● **WHAT THIS TASK INVOLVES**
Reply with one number only, the count of lines holding the string "title".

● **INFORMATION PROVIDED**
▽
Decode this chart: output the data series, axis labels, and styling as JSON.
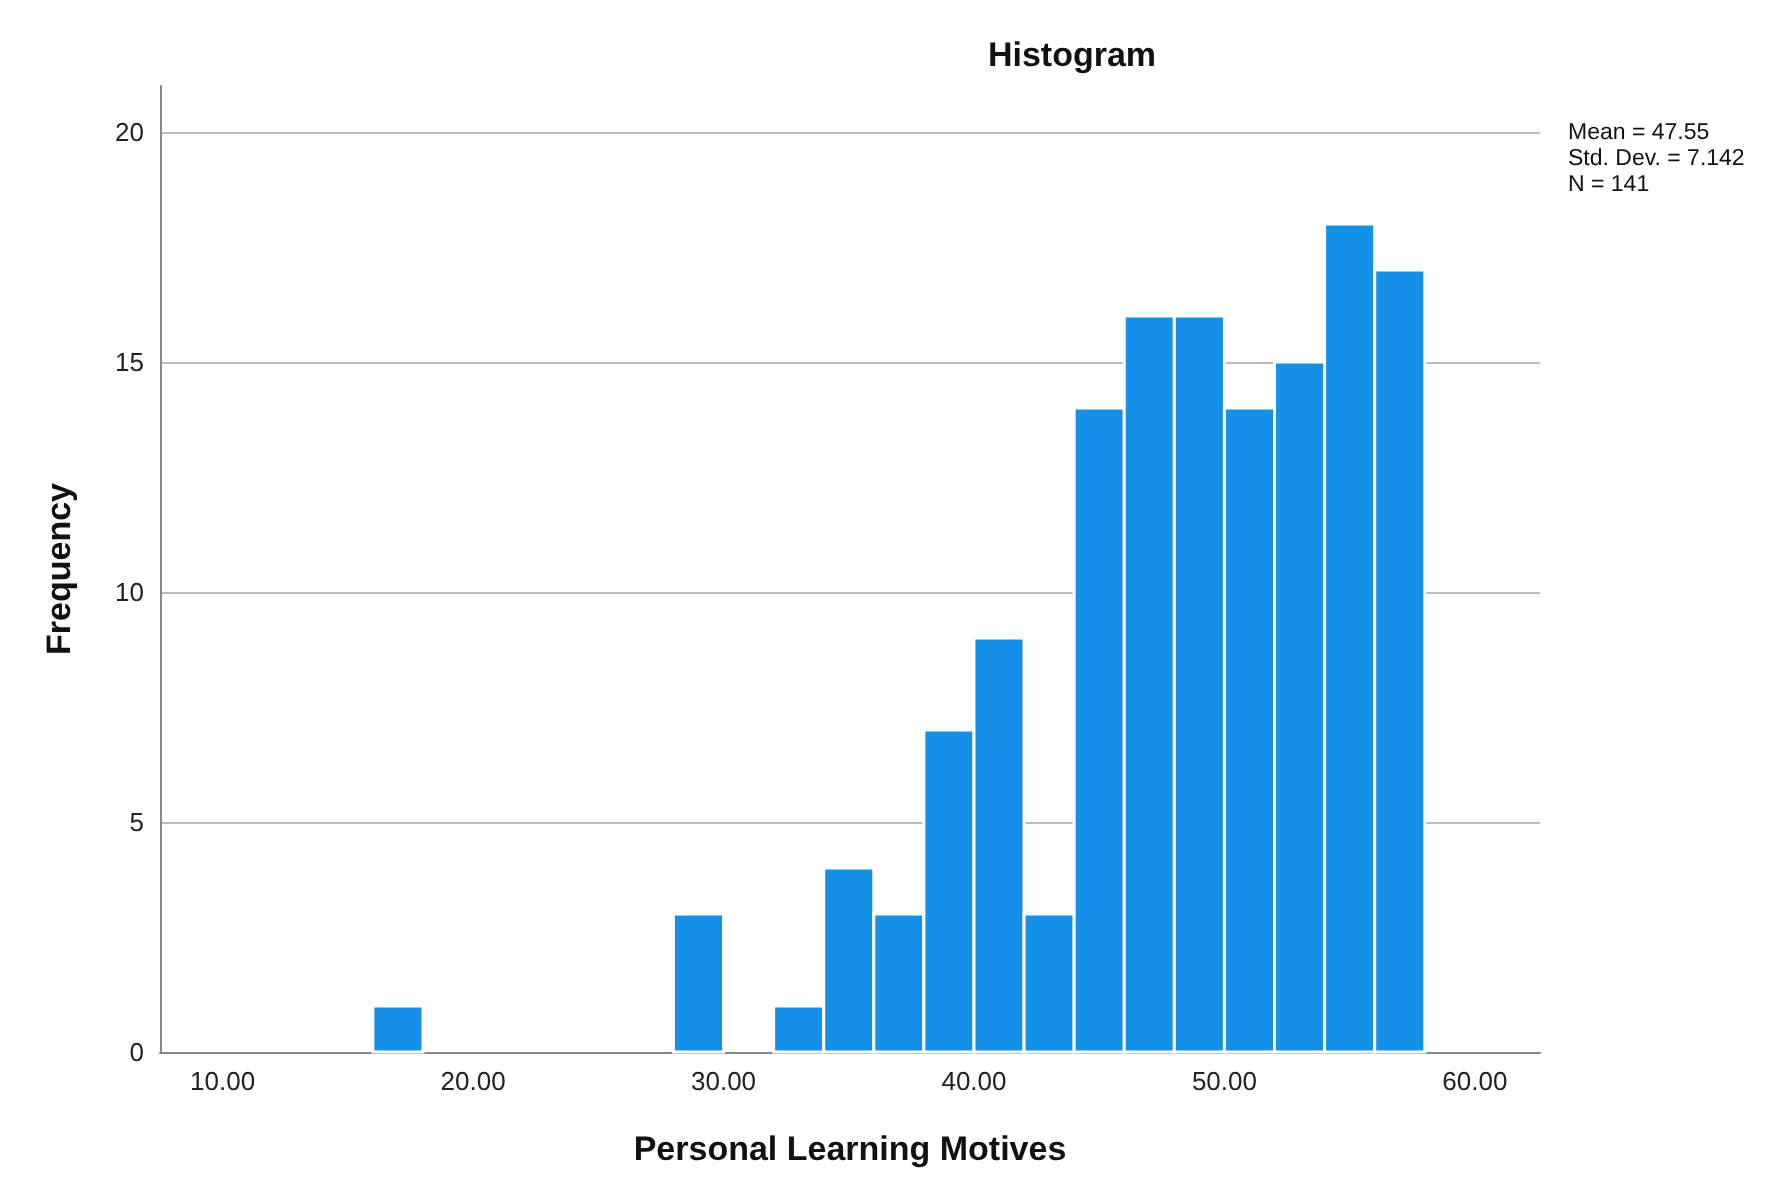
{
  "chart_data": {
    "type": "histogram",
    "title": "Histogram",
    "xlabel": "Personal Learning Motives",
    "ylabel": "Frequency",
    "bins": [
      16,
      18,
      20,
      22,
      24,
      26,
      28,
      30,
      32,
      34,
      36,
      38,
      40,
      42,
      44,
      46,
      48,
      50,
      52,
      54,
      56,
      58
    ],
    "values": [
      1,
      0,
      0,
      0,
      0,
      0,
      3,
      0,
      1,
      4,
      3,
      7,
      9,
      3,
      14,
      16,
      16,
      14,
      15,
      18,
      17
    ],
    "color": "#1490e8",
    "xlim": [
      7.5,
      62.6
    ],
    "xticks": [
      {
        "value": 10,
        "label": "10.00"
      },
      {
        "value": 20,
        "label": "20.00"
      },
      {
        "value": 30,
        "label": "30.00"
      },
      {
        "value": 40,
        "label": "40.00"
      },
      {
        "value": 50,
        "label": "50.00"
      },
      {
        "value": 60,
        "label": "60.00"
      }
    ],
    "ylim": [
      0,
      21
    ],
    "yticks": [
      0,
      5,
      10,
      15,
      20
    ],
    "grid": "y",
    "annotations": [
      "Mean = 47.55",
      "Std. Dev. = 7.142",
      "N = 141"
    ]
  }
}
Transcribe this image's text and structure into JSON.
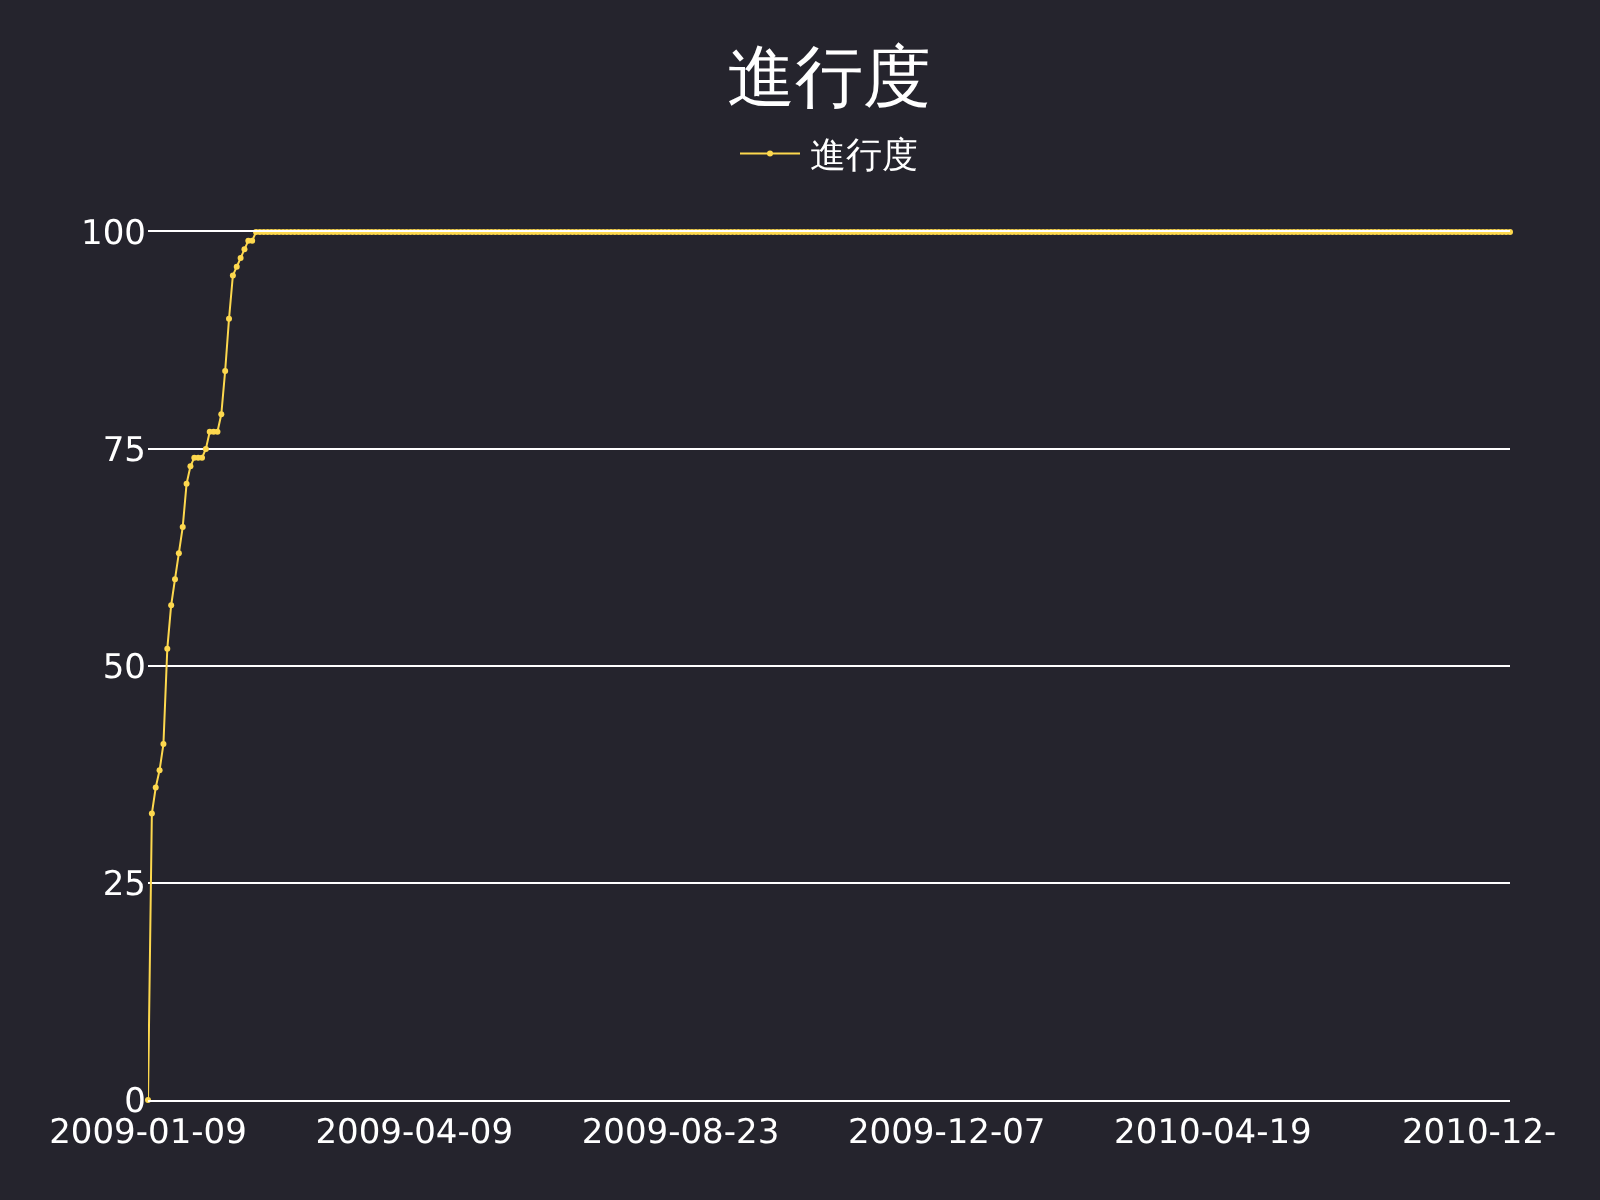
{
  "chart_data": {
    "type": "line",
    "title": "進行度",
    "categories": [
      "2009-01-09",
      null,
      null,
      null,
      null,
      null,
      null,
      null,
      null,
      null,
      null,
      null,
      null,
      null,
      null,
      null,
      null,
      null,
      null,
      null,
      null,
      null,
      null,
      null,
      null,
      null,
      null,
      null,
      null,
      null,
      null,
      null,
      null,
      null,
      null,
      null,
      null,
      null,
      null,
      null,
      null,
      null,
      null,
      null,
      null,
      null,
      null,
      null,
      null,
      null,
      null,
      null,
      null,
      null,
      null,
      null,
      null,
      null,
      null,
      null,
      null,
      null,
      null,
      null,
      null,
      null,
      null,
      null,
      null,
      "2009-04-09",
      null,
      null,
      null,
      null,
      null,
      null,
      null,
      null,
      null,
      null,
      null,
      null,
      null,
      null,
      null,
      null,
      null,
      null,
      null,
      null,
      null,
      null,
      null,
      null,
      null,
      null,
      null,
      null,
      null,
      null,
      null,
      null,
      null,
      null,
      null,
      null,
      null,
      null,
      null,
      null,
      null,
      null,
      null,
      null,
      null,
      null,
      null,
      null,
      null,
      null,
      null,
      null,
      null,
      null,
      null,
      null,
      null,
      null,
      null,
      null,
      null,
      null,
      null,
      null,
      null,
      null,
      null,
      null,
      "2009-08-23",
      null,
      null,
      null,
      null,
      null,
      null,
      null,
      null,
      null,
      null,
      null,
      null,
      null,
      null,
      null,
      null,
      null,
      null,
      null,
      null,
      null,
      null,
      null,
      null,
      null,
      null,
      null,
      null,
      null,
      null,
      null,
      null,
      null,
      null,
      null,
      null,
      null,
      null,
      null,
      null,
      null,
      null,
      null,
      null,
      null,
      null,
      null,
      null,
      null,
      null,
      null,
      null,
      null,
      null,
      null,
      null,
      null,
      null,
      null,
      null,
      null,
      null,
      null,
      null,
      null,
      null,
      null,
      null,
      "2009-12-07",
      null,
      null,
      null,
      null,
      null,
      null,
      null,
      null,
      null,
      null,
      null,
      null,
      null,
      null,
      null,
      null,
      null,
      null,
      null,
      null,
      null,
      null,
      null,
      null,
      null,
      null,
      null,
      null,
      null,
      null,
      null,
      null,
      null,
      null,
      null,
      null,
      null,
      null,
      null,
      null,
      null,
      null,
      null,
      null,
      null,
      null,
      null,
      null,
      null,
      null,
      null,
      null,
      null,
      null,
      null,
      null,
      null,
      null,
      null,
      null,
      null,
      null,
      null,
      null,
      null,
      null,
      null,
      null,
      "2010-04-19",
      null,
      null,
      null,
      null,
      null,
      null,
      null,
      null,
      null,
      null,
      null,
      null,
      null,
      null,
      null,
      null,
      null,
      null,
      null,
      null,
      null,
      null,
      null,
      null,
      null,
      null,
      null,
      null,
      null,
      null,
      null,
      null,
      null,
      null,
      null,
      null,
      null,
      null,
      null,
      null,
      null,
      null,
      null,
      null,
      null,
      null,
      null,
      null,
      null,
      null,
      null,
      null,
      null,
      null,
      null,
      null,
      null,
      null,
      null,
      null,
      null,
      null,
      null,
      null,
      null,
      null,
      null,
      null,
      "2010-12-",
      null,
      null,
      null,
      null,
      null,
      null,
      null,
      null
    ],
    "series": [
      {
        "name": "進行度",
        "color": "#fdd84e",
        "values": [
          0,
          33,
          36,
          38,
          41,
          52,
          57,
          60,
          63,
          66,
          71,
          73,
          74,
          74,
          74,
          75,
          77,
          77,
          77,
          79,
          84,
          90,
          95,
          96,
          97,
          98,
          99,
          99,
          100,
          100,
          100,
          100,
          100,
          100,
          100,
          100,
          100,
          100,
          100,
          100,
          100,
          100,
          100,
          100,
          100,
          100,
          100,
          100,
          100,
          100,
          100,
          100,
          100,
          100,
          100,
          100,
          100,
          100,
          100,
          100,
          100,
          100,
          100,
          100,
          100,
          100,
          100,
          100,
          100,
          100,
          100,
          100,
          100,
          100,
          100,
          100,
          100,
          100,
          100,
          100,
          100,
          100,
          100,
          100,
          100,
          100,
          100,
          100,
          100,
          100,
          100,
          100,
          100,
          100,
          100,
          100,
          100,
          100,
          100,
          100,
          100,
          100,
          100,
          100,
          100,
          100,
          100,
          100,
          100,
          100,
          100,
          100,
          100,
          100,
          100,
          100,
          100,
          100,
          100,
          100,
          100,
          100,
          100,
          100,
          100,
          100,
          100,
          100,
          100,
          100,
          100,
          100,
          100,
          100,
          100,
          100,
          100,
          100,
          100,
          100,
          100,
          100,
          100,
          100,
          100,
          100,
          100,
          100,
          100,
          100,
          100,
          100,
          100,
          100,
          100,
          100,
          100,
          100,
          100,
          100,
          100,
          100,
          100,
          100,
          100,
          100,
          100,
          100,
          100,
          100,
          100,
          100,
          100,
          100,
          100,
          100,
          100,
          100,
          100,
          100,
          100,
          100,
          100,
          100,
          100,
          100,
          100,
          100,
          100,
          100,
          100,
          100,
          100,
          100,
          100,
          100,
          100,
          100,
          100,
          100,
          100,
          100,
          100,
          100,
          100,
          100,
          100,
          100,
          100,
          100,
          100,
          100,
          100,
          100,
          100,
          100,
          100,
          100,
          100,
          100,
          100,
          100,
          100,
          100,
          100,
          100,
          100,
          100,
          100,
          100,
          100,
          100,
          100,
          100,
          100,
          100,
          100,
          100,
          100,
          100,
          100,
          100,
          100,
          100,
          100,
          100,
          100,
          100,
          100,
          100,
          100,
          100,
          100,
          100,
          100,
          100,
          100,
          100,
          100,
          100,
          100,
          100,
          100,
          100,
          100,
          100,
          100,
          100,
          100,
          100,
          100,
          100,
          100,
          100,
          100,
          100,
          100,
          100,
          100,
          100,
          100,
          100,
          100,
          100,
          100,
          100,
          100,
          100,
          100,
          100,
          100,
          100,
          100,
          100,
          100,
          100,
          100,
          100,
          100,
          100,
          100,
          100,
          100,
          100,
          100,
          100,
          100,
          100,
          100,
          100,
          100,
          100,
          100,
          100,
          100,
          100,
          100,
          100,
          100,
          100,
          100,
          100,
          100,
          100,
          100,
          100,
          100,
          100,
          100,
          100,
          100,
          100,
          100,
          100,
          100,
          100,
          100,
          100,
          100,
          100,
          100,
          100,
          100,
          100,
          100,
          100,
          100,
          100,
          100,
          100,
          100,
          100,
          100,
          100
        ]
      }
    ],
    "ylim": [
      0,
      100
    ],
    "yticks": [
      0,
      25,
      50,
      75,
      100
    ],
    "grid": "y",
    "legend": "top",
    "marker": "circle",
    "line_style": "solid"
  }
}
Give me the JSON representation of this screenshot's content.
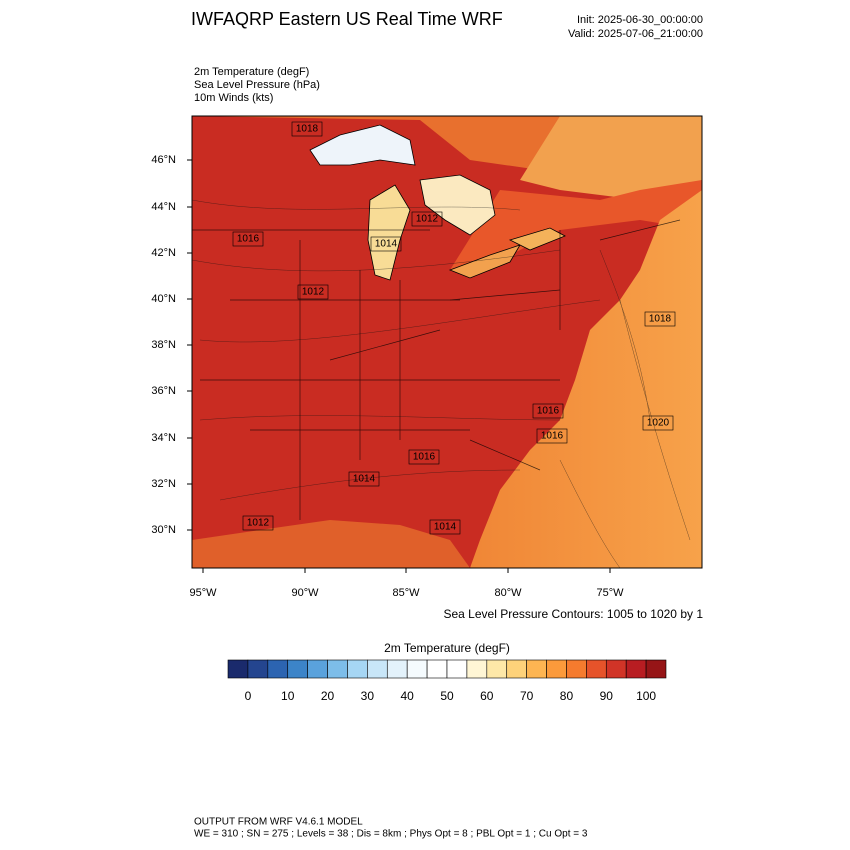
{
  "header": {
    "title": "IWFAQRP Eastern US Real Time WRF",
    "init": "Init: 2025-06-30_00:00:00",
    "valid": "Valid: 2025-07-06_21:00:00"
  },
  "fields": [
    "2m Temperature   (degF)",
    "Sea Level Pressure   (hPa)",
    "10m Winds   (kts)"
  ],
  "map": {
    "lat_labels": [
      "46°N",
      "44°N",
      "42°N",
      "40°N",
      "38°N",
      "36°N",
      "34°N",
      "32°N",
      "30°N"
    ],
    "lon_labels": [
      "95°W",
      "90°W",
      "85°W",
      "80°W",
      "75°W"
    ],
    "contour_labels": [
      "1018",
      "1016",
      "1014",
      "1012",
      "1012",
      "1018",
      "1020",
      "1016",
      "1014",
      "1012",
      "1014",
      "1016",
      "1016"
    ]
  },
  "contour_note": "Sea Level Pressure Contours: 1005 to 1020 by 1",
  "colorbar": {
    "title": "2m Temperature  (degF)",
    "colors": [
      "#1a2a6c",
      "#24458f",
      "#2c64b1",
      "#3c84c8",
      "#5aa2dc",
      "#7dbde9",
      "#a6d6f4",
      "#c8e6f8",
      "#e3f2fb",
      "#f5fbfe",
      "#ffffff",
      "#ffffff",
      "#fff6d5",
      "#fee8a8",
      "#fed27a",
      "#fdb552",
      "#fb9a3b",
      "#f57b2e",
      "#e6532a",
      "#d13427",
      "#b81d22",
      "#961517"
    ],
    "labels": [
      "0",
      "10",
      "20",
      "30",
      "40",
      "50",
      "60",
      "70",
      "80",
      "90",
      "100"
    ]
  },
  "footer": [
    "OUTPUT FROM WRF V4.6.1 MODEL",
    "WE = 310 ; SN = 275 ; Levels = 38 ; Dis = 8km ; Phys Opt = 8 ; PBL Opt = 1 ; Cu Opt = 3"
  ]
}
△
● **ANSWER TO THE EXERCISE**
4